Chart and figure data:
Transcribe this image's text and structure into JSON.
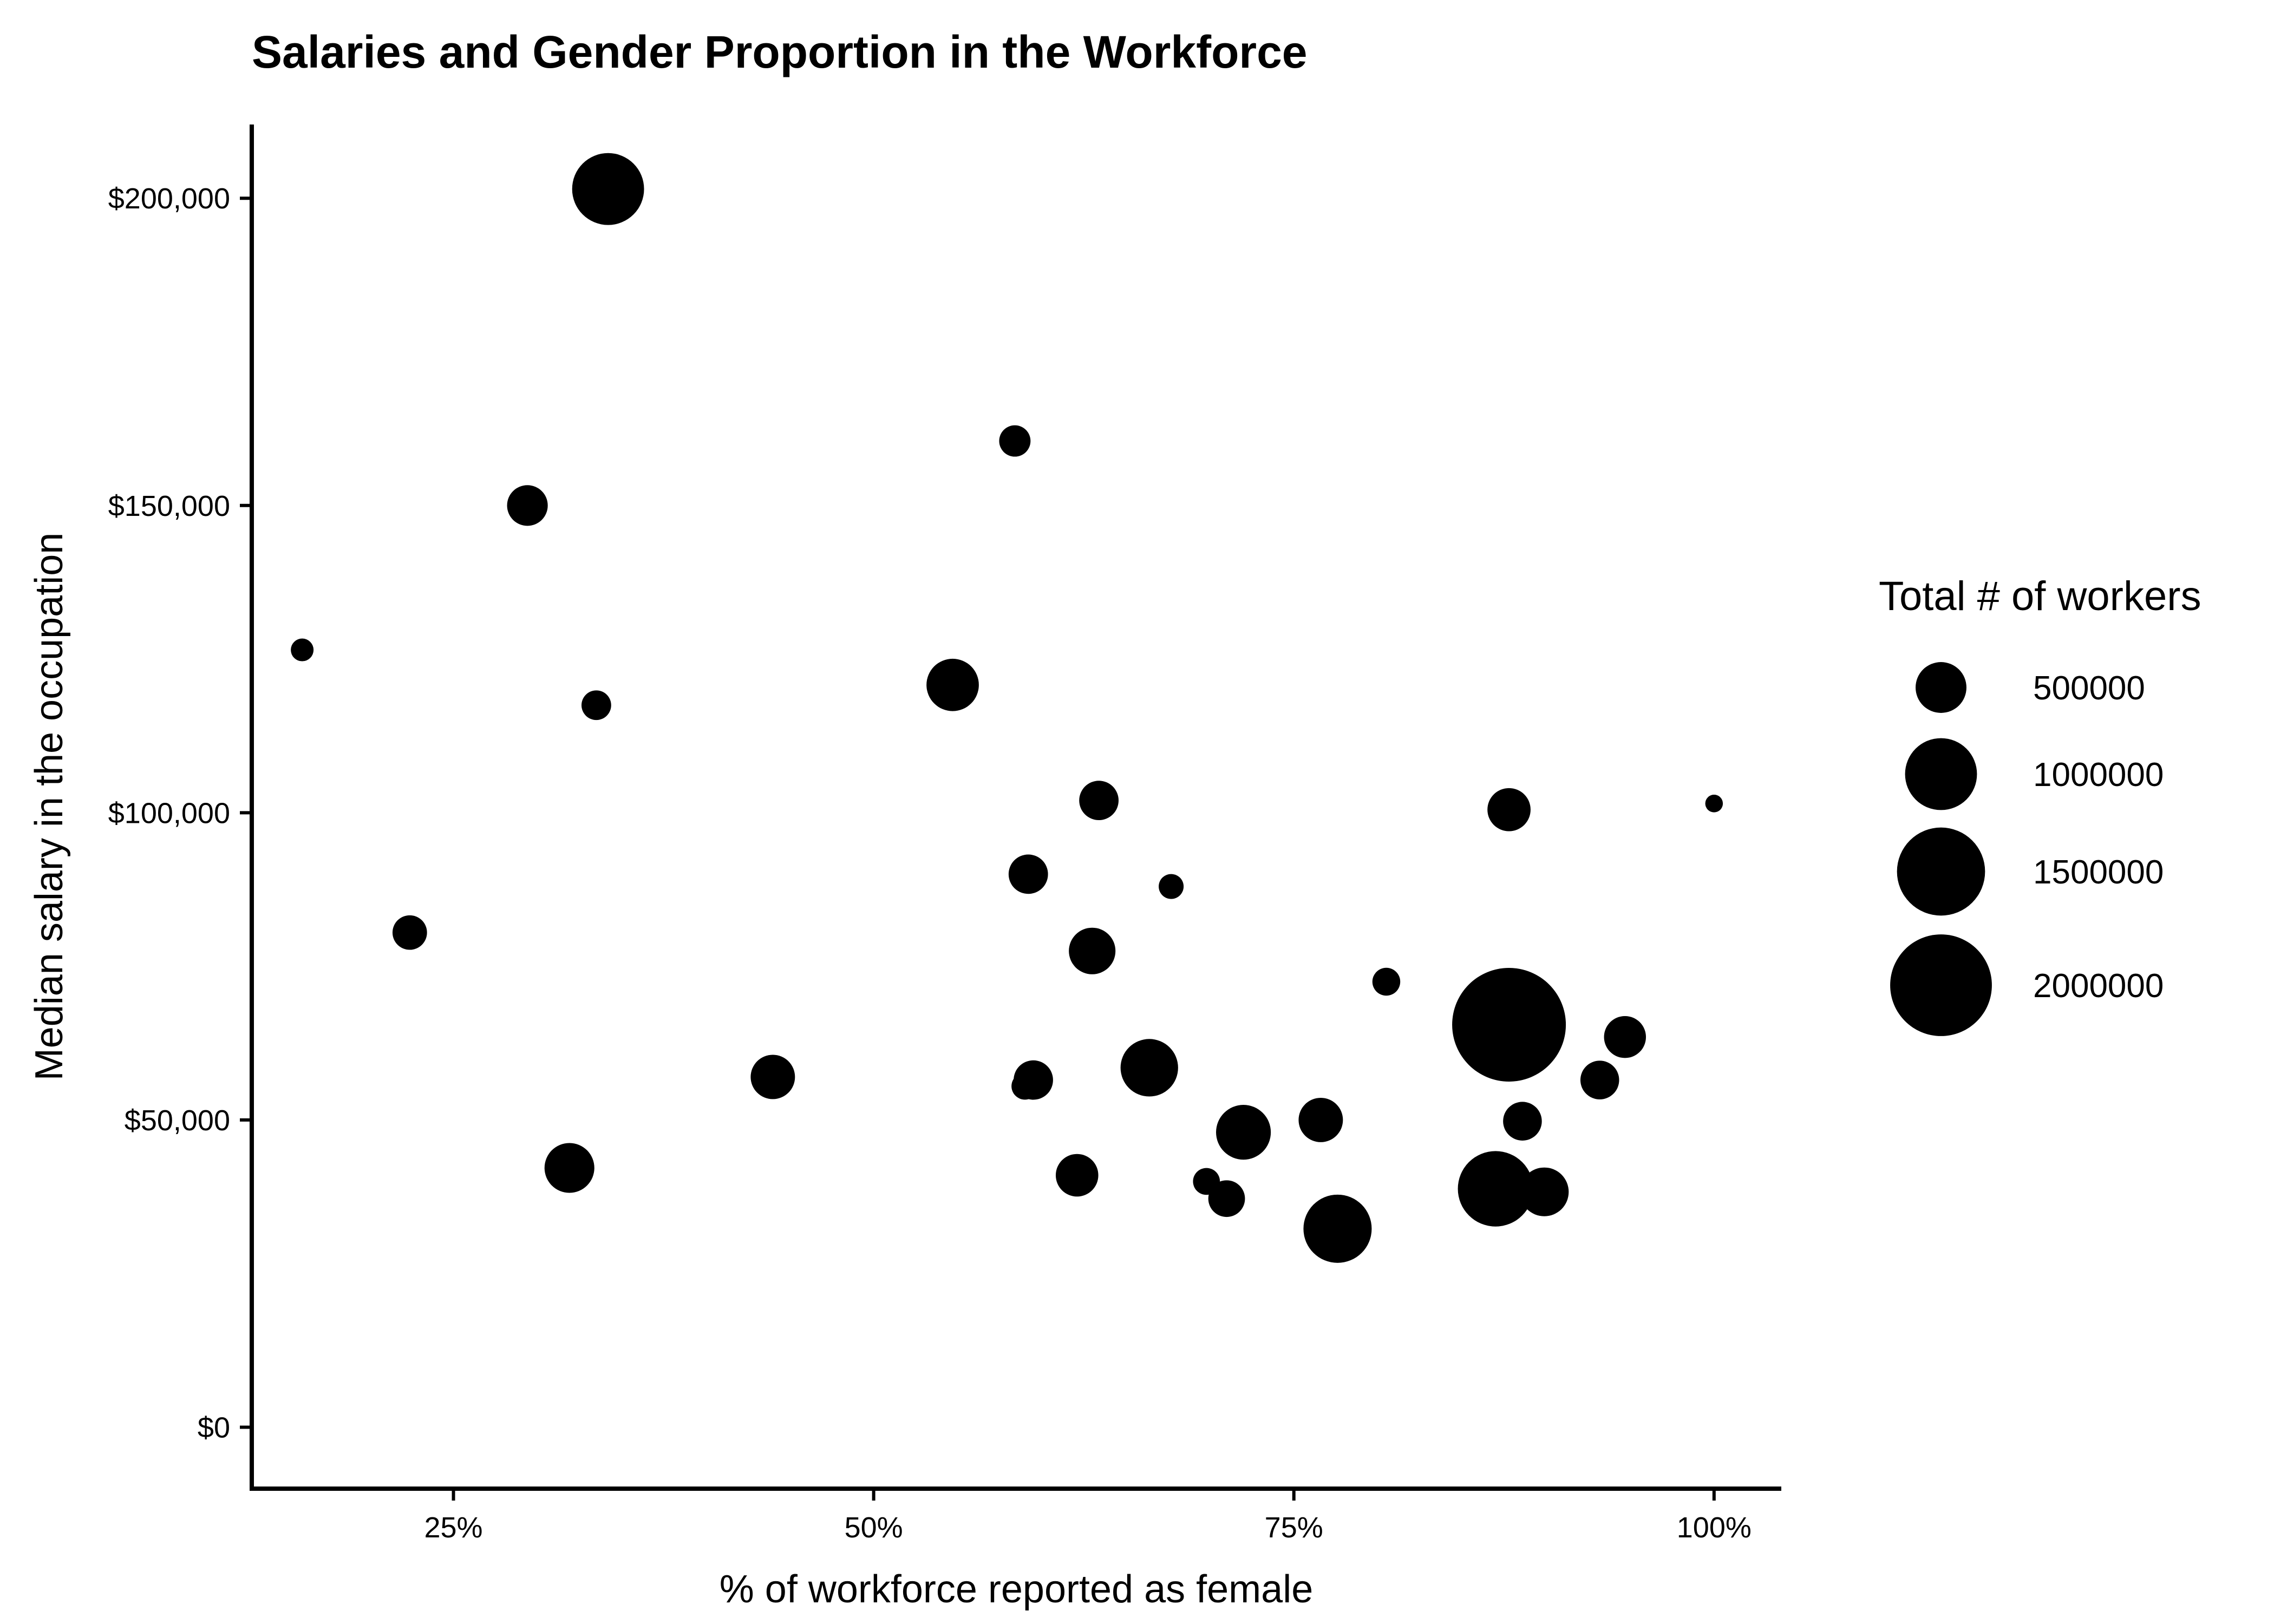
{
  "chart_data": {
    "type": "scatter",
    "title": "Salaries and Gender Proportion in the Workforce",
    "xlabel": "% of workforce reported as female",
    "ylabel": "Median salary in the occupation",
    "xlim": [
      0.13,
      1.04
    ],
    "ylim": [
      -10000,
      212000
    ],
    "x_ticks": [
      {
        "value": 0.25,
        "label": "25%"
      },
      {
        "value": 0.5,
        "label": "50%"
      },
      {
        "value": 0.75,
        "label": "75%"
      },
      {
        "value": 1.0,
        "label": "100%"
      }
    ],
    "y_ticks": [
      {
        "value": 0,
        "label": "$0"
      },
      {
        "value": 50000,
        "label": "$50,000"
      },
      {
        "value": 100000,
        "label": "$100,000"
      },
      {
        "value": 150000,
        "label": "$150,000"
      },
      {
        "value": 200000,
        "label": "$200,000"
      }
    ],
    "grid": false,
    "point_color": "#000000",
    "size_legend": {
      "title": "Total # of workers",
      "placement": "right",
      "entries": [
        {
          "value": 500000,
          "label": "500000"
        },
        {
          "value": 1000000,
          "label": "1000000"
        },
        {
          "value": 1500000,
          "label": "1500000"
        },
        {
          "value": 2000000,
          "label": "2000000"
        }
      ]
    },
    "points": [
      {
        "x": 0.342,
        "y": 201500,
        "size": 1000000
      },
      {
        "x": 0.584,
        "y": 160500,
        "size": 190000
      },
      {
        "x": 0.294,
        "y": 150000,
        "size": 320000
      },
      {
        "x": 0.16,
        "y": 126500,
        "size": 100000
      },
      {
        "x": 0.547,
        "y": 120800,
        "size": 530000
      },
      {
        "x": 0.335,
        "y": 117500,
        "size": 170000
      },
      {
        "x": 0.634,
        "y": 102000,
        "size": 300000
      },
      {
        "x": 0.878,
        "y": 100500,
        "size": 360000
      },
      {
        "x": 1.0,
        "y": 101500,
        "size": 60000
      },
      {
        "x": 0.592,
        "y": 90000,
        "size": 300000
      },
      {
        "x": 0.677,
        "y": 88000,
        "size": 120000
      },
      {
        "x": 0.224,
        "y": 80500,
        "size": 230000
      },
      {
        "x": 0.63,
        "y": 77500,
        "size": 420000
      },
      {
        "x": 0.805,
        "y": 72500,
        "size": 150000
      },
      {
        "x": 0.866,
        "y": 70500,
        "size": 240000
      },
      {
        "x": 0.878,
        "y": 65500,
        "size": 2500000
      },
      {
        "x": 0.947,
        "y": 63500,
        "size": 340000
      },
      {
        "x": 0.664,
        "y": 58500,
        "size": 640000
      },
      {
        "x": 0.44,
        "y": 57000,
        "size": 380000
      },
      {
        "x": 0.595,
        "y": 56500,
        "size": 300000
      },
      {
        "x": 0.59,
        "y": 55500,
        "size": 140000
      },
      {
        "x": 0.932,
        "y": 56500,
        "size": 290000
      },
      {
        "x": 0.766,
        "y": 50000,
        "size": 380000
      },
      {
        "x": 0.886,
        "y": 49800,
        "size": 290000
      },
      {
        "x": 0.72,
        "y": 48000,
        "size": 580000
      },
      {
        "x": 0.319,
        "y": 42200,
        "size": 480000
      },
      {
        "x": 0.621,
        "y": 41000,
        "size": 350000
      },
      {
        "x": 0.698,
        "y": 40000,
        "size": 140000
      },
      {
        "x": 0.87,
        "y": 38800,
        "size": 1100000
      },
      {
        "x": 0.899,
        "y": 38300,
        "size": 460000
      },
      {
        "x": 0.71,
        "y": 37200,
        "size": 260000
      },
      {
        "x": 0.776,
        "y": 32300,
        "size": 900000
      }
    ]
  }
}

---

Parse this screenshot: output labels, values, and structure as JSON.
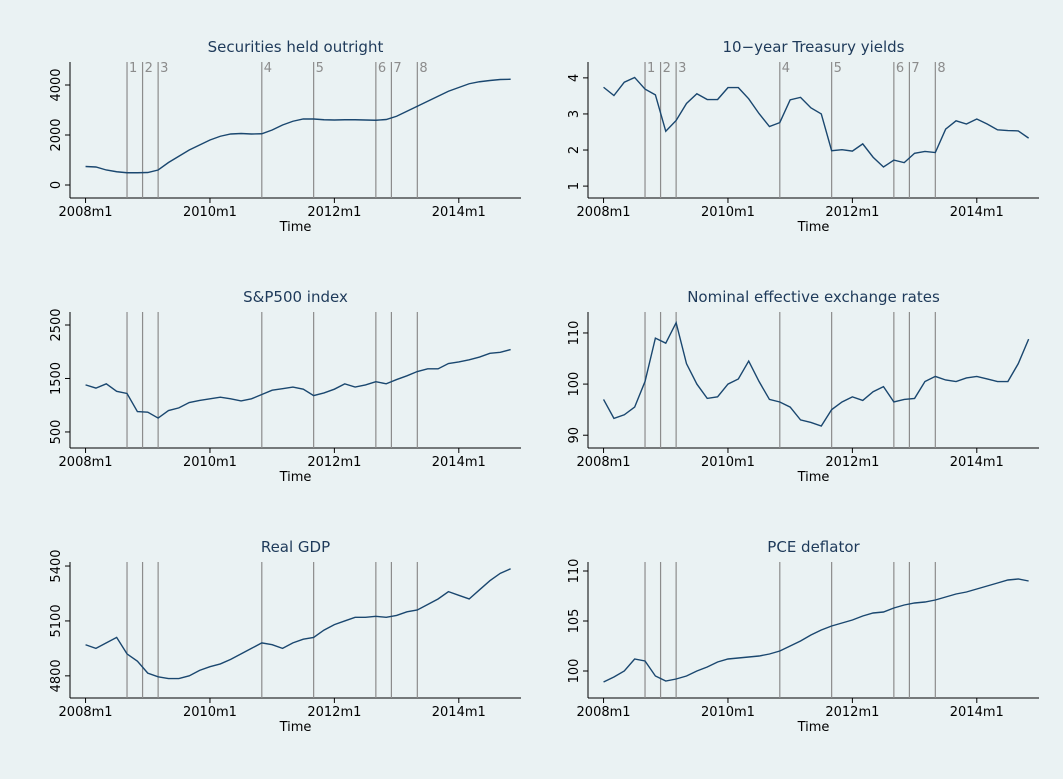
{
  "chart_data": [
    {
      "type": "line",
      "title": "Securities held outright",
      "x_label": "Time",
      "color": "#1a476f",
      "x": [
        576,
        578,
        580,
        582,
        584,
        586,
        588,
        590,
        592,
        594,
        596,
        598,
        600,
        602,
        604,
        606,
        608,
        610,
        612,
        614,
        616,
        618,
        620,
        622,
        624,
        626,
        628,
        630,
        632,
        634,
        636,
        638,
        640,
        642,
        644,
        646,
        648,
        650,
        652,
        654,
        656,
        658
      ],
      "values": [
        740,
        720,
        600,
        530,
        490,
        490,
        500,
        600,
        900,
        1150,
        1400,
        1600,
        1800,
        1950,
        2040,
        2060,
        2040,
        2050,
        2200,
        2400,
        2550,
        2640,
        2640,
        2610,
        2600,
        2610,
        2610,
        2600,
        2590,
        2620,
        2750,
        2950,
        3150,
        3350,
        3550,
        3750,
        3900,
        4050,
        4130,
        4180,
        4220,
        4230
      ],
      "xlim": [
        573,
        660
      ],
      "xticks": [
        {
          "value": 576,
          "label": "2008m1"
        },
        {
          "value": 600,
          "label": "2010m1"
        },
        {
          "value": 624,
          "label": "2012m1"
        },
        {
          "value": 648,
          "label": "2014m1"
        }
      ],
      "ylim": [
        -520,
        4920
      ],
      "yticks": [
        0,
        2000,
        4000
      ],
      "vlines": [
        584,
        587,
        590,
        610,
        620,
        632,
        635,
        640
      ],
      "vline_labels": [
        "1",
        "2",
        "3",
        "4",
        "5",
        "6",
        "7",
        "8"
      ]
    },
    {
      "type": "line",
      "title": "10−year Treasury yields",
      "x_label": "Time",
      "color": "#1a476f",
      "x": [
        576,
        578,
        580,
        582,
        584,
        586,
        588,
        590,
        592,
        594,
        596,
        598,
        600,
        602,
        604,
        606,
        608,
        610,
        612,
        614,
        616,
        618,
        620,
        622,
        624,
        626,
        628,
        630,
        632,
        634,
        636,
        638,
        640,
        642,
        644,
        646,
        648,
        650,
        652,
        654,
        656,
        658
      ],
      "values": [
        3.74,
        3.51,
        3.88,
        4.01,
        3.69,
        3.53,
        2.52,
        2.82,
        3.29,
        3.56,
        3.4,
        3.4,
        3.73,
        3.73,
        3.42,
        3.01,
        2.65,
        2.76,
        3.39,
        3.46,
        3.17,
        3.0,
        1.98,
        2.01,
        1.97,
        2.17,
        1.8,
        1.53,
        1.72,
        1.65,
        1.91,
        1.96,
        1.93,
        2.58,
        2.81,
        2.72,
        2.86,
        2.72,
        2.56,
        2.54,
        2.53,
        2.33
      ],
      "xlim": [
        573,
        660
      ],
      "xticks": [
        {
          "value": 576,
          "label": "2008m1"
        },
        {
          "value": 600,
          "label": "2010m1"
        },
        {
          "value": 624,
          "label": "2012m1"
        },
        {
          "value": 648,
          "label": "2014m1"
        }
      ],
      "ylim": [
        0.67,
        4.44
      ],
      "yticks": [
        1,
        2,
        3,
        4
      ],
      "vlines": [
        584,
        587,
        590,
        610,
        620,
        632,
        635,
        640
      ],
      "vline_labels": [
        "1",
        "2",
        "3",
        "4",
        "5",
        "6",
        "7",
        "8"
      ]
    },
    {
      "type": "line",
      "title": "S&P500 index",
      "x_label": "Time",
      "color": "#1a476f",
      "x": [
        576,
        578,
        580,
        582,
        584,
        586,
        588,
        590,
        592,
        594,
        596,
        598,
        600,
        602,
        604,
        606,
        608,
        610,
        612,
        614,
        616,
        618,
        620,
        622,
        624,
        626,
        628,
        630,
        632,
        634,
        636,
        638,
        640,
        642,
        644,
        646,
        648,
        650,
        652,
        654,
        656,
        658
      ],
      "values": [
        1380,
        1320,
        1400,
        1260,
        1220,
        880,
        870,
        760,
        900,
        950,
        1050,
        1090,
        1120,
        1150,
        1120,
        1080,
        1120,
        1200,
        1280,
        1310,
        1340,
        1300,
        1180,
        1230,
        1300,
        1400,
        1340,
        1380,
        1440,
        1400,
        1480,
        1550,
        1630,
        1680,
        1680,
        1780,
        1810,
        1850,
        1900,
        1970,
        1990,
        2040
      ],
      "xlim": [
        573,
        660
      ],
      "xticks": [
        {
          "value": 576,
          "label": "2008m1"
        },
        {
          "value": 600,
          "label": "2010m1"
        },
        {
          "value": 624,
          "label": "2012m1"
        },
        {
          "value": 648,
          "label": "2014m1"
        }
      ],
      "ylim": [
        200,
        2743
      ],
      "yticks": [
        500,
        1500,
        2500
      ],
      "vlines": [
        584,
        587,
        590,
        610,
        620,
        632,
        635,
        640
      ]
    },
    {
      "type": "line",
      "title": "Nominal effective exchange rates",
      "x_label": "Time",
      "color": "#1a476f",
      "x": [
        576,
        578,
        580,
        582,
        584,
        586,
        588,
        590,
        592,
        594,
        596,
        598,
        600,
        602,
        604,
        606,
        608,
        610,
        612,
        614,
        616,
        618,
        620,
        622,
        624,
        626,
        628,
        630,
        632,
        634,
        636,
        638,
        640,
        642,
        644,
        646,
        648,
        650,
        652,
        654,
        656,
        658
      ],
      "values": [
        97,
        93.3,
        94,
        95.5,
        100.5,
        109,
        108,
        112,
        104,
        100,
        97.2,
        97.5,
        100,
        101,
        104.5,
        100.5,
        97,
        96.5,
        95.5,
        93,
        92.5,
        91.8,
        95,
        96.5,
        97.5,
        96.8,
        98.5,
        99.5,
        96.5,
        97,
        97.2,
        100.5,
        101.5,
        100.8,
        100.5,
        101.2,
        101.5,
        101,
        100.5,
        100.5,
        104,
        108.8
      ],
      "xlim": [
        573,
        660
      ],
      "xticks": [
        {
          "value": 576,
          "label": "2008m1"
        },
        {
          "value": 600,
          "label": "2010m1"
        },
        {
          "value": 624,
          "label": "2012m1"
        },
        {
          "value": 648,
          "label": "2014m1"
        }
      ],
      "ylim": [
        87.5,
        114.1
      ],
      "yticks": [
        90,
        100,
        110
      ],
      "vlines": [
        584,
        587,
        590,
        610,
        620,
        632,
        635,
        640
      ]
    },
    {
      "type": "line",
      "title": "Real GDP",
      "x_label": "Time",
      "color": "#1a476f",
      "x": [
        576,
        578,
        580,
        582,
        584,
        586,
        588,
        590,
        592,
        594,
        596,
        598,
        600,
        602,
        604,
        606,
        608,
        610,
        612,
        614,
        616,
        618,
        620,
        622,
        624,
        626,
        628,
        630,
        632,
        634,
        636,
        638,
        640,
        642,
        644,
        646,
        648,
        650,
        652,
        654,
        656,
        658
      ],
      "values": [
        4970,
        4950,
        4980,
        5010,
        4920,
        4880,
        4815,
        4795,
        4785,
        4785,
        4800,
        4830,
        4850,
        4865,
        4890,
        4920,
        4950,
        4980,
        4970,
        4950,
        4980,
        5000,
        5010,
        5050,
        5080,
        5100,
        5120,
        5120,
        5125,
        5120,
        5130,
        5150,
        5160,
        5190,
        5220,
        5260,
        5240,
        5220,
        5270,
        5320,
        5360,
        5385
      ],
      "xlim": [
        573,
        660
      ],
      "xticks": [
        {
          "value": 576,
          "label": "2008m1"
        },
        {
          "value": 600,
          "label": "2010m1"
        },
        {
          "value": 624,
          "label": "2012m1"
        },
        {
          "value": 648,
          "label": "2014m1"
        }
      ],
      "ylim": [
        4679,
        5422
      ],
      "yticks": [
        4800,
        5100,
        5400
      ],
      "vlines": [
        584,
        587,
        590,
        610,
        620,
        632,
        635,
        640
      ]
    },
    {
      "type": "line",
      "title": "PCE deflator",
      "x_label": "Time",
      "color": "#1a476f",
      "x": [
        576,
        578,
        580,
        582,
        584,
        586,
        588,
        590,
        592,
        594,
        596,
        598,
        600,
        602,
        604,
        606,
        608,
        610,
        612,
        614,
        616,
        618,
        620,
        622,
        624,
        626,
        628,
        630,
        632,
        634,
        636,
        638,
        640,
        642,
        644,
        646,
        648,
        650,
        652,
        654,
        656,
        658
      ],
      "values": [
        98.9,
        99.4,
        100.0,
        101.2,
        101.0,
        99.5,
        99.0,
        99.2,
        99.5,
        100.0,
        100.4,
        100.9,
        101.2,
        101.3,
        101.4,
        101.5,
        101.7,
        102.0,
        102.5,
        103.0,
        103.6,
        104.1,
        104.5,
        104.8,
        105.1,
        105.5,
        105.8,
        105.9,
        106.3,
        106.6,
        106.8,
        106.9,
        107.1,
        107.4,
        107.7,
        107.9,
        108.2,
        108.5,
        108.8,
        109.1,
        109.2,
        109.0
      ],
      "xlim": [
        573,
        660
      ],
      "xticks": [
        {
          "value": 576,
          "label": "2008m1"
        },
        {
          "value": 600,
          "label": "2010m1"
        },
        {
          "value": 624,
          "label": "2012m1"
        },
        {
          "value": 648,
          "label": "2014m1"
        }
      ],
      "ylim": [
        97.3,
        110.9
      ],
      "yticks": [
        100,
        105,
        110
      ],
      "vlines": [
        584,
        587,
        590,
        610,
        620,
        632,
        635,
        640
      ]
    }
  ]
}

_The exercise_. Using the listing above, pick out each line that contains the word "title", then copy it.

_The response_.
    "title": "Salaries and Gender Proportion in the Workforce",
      "title": "Total # of workers",
      "title": "Securities held outright",
      "title": "10−year Treasury yields",
      "title": "S&P500 index",
      "title": "Nominal effective exchange rates",
      "title": "Real GDP",
      "title": "PCE deflator",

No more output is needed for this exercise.